→ Description of the task
What is the number of lines in the entries that include the word "летят"? Respond with the number only.

→ Provided data
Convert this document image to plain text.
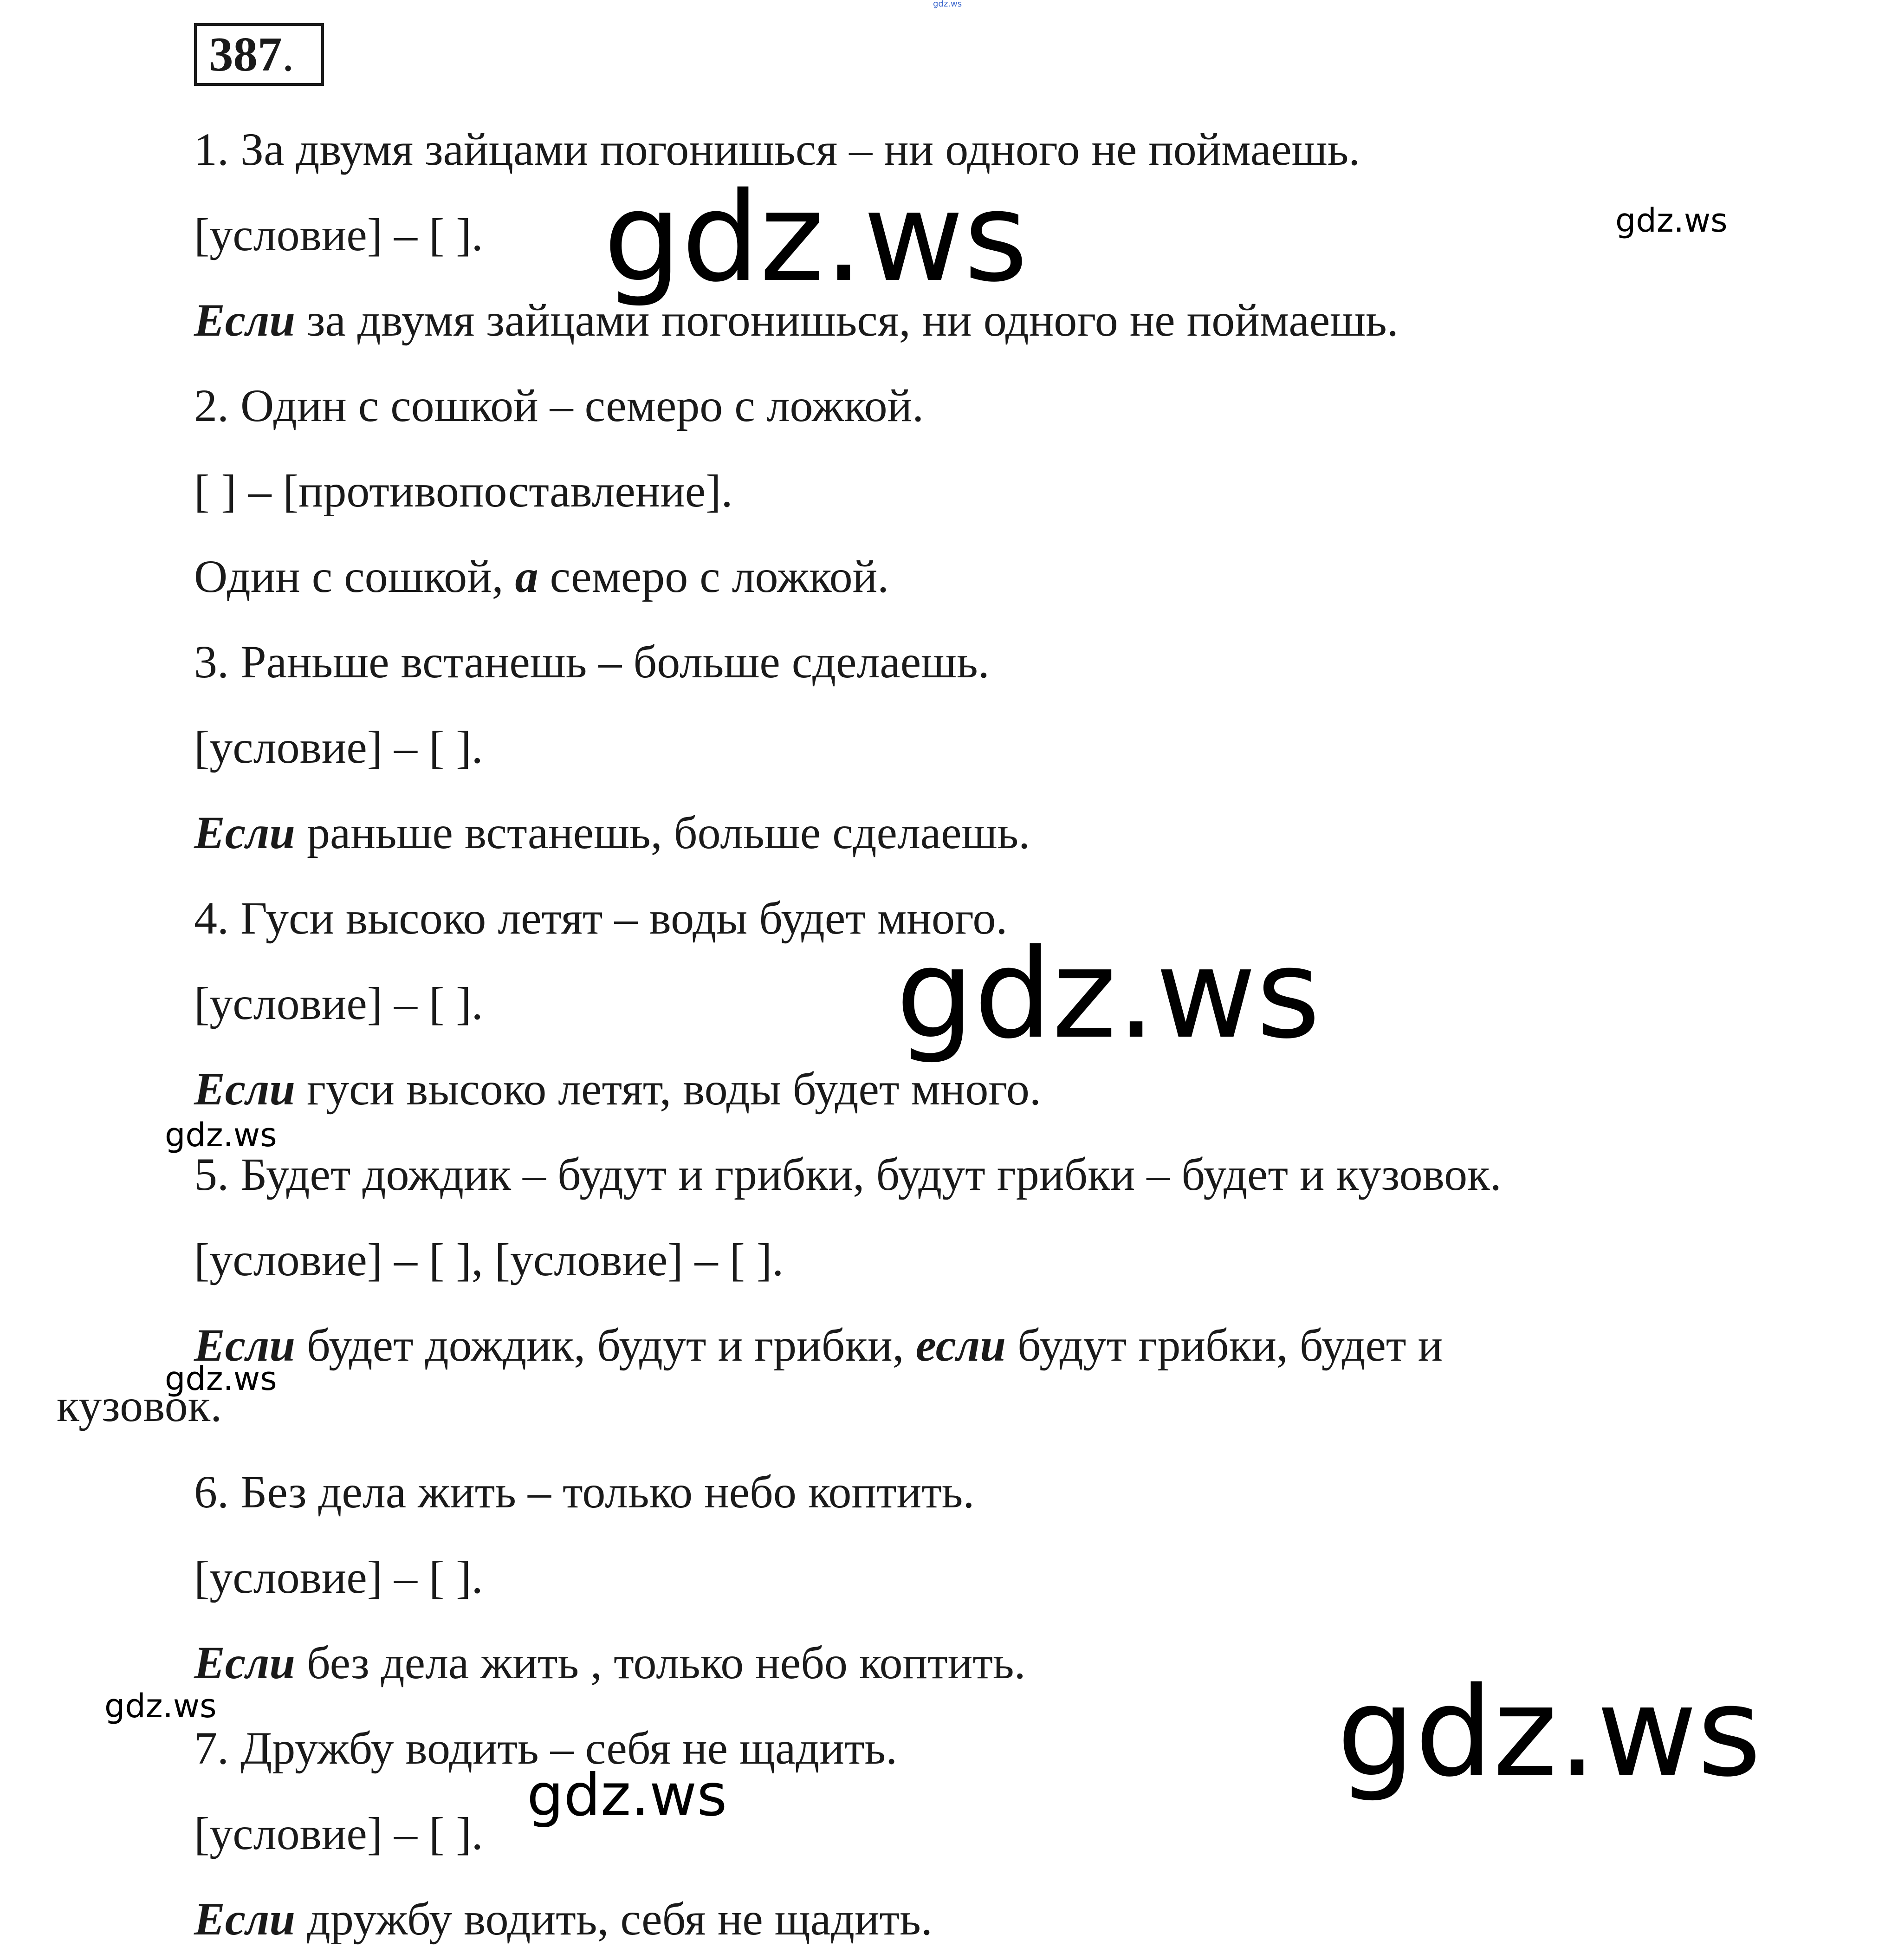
gdz.ws
387.
1. За двумя зайцами погонишься – ни одного не поймаешь.
[условие] – [ ].
Если за двумя зайцами погонишься, ни одного не поймаешь.
2. Один с сошкой – семеро с ложкой.
[ ] – [противопоставление].
Один с сошкой, а семеро с ложкой.
3. Раньше встанешь – больше сделаешь.
[условие] – [ ].
Если раньше встанешь, больше сделаешь.
4. Гуси высоко летят – воды будет много.
[условие] – [ ].
Если гуси высоко летят, воды будет много.
5. Будет дождик – будут и грибки, будут грибки – будет и кузовок.
[условие] – [ ], [условие] – [ ].
Если будет дождик, будут и грибки, если будут грибки, будет и
кузовок.
6. Без дела жить – только небо коптить.
[условие] – [ ].
Если без дела жить , только небо коптить.
7. Дружбу водить – себя не щадить.
[условие] – [ ].
Если дружбу водить, себя не щадить.
gdz.ws	gdz.ws
gdz.ws
gdz.ws
gdz.ws
gdz.ws	gdz.ws
gdz.ws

→ Finished exercise
2